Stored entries
※

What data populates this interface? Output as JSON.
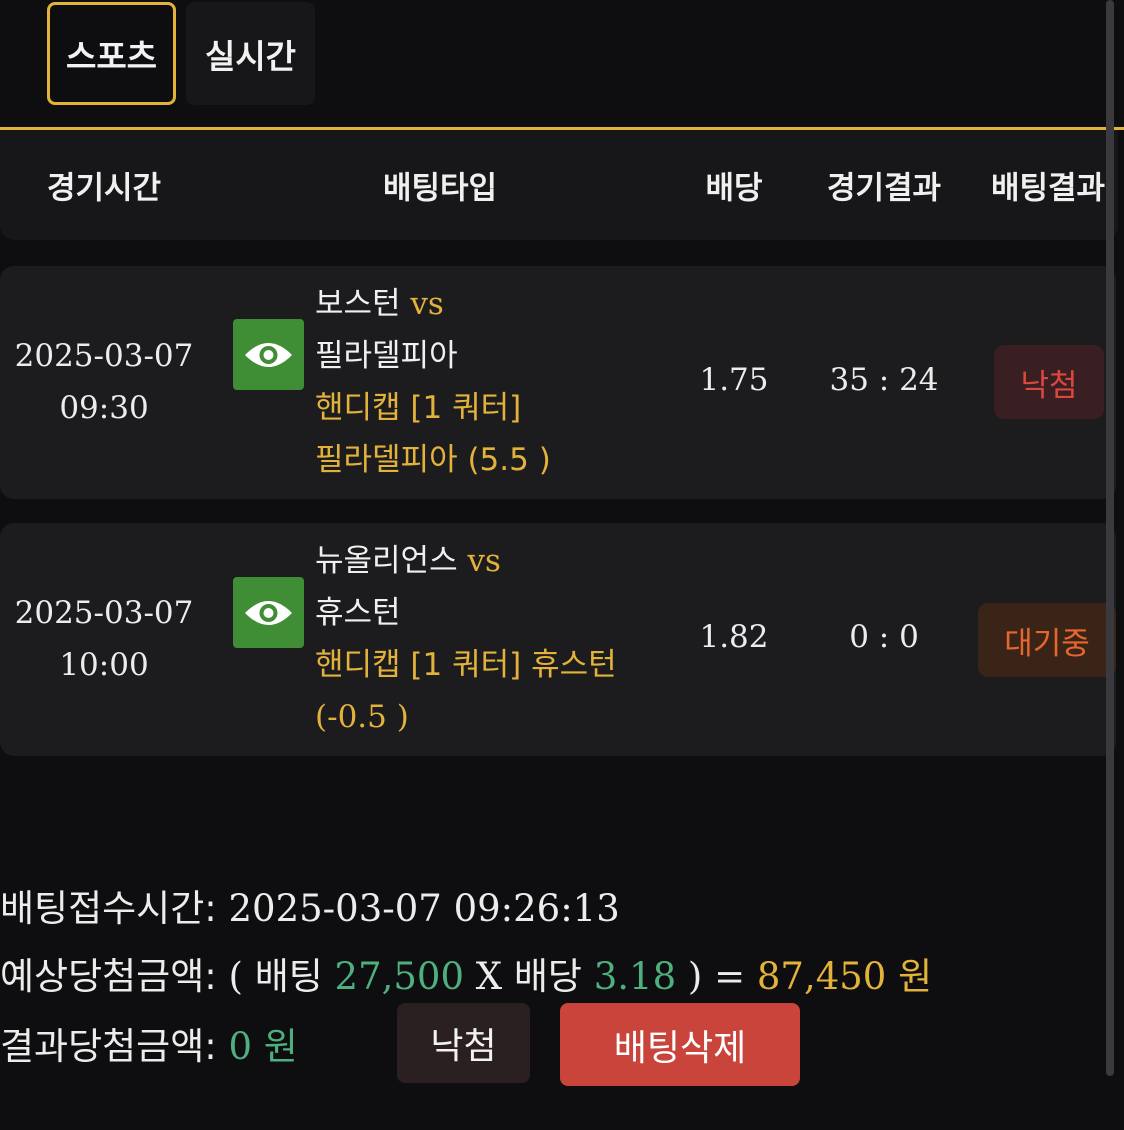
{
  "tabs": [
    {
      "label": "스포츠",
      "active": true
    },
    {
      "label": "실시간",
      "active": false
    }
  ],
  "columns": [
    "경기시간",
    "배팅타입",
    "배당",
    "경기결과",
    "배팅결과"
  ],
  "rows": [
    {
      "date": "2025-03-07",
      "time": "09:30",
      "home": "보스턴",
      "vs": "vs",
      "away": "필라델피아",
      "bet_line1": "핸디캡 [1 쿼터]",
      "bet_line2": "필라델피아 (5.5 )",
      "odds": "1.75",
      "score": "35 : 24",
      "result": "낙첨"
    },
    {
      "date": "2025-03-07",
      "time": "10:00",
      "home": "뉴올리언스",
      "vs": "vs",
      "away": "휴스턴",
      "bet_line1": "핸디캡 [1 쿼터] 휴스턴",
      "bet_line2": "(-0.5 )",
      "odds": "1.82",
      "score": "0 : 0",
      "result": "대기중"
    }
  ],
  "summary": {
    "time_label": "배팅접수시간:",
    "time_value": "2025-03-07 09:26:13",
    "expected_label": "예상당첨금액:",
    "open_paren": "(",
    "bet_label": "배팅",
    "bet_amount": "27,500",
    "x": "X",
    "odds_label": "배당",
    "odds_value": "3.18",
    "close_eq": ") =",
    "expected_amount": "87,450",
    "won": "원",
    "result_label": "결과당첨금액:",
    "result_amount": "0",
    "result_won": "원"
  },
  "buttons": {
    "result": "낙첨",
    "delete": "배팅삭제"
  },
  "colors": {
    "accent": "#e3b23a",
    "green": "#4fb07f",
    "lose": "#d9483f",
    "wait": "#e8662e",
    "delete": "#c9443a"
  }
}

※

Go through the entries above and print each one exactly, minus the pictures.

WRITTEN RESPONSE
What data populates this interface? Output as JSON.
{
  "tabs": [
    {
      "label": "스포츠",
      "active": true
    },
    {
      "label": "실시간",
      "active": false
    }
  ],
  "columns": [
    "경기시간",
    "배팅타입",
    "배당",
    "경기결과",
    "배팅결과"
  ],
  "rows": [
    {
      "date": "2025-03-07",
      "time": "09:30",
      "home": "보스턴",
      "vs": "vs",
      "away": "필라델피아",
      "bet_line1": "핸디캡 [1 쿼터]",
      "bet_line2": "필라델피아 (5.5 )",
      "odds": "1.75",
      "score": "35 : 24",
      "result": "낙첨"
    },
    {
      "date": "2025-03-07",
      "time": "10:00",
      "home": "뉴올리언스",
      "vs": "vs",
      "away": "휴스턴",
      "bet_line1": "핸디캡 [1 쿼터] 휴스턴",
      "bet_line2": "(-0.5 )",
      "odds": "1.82",
      "score": "0 : 0",
      "result": "대기중"
    }
  ],
  "summary": {
    "time_label": "배팅접수시간:",
    "time_value": "2025-03-07 09:26:13",
    "expected_label": "예상당첨금액:",
    "open_paren": "(",
    "bet_label": "배팅",
    "bet_amount": "27,500",
    "x": "X",
    "odds_label": "배당",
    "odds_value": "3.18",
    "close_eq": ") =",
    "expected_amount": "87,450",
    "won": "원",
    "result_label": "결과당첨금액:",
    "result_amount": "0",
    "result_won": "원"
  },
  "buttons": {
    "result": "낙첨",
    "delete": "배팅삭제"
  },
  "colors": {
    "accent": "#e3b23a",
    "green": "#4fb07f",
    "lose": "#d9483f",
    "wait": "#e8662e",
    "delete": "#c9443a"
  }
}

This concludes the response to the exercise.